**What is required:** Scan the material below for the string "území", and copy every line where it shows up.

**Information provided:**
◇ ◇ ◇ ◇ ◇

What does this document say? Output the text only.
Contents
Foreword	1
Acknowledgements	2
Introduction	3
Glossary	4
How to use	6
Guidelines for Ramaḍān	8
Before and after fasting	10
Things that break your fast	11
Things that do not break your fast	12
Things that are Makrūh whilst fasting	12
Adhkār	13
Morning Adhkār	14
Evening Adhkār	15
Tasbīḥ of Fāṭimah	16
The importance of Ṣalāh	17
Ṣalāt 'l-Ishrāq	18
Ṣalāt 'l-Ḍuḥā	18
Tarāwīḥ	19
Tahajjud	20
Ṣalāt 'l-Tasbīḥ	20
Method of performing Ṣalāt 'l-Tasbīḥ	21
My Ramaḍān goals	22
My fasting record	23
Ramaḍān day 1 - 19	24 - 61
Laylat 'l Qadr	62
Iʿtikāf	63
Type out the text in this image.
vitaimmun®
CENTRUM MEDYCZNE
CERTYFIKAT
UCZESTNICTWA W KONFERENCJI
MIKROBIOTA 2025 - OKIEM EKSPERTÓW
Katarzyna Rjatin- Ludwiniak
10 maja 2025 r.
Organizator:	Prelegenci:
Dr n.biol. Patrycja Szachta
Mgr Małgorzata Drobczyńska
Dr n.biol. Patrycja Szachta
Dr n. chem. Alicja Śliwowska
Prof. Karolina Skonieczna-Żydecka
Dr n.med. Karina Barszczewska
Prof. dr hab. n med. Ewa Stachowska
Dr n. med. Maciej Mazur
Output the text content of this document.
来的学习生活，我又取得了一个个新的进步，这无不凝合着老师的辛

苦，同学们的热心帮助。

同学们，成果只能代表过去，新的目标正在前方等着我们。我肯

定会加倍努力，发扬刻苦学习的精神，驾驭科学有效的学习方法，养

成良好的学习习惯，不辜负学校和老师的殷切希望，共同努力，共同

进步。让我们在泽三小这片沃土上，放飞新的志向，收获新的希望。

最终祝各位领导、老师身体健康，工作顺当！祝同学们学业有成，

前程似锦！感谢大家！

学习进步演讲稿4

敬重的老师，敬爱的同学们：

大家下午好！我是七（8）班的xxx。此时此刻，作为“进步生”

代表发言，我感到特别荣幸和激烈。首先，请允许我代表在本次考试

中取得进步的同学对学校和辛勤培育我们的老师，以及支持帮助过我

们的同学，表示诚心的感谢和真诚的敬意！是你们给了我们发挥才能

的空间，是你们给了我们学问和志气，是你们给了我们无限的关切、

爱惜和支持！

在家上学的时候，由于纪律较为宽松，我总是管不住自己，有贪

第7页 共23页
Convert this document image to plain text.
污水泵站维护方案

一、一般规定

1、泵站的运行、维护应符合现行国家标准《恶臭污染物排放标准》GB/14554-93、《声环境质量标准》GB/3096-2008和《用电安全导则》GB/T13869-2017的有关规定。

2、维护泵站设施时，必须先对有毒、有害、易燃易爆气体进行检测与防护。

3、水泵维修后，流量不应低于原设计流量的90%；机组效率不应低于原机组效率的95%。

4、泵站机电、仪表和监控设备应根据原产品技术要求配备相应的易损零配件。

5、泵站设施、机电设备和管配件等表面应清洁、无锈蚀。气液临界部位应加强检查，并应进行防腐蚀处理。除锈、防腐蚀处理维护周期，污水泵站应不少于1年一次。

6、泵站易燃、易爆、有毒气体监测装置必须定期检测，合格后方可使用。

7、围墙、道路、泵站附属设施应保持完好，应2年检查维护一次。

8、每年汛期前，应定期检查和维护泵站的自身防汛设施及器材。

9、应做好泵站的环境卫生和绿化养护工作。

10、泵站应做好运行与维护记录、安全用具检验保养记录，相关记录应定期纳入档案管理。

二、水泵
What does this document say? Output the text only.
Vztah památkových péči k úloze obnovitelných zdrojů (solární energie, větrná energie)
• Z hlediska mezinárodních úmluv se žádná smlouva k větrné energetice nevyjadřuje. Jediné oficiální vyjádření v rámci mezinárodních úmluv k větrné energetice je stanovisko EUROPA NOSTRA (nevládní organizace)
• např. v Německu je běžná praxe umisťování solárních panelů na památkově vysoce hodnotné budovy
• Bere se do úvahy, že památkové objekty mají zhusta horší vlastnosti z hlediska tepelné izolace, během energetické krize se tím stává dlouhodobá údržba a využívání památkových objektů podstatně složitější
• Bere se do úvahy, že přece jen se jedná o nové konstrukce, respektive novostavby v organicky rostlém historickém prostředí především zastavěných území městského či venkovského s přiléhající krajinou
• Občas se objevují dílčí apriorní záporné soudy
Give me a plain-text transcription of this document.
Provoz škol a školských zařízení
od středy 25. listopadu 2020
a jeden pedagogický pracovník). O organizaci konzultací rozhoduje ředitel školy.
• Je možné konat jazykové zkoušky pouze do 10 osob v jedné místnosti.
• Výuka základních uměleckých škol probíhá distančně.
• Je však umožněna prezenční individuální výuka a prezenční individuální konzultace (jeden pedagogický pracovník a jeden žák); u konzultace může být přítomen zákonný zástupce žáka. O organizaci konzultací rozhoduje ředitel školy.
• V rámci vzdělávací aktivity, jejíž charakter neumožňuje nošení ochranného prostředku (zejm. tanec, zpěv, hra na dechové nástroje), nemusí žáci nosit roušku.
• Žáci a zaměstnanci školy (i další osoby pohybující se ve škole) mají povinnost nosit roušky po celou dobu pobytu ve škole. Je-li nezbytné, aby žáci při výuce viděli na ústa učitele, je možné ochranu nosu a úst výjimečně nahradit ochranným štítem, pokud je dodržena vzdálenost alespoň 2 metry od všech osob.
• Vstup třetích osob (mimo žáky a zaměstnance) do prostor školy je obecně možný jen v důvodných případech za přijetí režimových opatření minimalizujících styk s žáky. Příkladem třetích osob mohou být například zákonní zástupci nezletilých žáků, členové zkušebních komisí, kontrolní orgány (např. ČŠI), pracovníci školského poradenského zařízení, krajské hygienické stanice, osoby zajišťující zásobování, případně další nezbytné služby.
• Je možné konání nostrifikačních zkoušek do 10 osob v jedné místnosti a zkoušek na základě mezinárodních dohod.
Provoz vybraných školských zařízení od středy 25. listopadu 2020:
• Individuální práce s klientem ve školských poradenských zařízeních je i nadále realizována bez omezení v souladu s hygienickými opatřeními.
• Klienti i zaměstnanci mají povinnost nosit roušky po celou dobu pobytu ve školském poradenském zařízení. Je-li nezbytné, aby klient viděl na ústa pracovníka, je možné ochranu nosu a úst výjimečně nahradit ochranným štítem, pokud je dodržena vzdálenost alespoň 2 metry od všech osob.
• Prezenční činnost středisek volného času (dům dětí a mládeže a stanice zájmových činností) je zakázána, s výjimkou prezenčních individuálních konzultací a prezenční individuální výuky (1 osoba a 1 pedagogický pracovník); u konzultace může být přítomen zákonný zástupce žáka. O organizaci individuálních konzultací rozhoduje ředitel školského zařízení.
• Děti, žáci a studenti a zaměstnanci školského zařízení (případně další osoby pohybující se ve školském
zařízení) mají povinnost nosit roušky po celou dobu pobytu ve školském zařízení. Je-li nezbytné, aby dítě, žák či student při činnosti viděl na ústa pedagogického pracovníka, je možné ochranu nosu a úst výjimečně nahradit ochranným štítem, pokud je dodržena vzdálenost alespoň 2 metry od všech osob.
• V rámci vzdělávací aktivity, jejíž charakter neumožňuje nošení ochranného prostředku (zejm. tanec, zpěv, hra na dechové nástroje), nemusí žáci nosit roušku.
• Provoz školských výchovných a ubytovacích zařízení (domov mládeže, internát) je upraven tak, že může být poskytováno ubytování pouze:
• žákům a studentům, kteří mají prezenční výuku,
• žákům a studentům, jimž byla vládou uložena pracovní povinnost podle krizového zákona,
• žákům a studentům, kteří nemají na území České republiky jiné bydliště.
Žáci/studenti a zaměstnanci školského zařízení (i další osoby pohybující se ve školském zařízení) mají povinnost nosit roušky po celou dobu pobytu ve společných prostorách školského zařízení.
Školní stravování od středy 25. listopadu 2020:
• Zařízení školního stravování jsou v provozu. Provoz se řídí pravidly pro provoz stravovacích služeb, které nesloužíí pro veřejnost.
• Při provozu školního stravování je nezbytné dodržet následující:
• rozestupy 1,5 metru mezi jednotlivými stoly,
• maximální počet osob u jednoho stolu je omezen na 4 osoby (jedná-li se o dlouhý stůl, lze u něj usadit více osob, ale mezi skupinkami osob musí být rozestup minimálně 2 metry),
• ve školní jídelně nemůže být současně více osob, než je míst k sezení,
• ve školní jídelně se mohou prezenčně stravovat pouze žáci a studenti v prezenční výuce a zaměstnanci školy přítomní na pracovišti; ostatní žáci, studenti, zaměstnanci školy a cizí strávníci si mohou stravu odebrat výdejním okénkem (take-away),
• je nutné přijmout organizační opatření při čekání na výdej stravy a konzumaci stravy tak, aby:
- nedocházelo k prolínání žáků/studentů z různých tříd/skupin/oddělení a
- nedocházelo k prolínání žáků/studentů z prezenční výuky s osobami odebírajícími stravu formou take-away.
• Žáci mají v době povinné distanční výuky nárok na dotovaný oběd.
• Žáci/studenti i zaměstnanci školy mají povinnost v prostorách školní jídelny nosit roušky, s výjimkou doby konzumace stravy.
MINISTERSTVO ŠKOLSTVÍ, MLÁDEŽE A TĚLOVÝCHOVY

◇ ◇ ◇ ◇ ◇

**Full answer:**
• Bere se do úvahy, že přece jen se jedná o nové konstrukce, respektive novostavby v organicky rostlém historickém prostředí především zastavěných území městského či venkovského s přiléhající krajinou
• žákům a studentům, kteří nemají na území České republiky jiné bydliště.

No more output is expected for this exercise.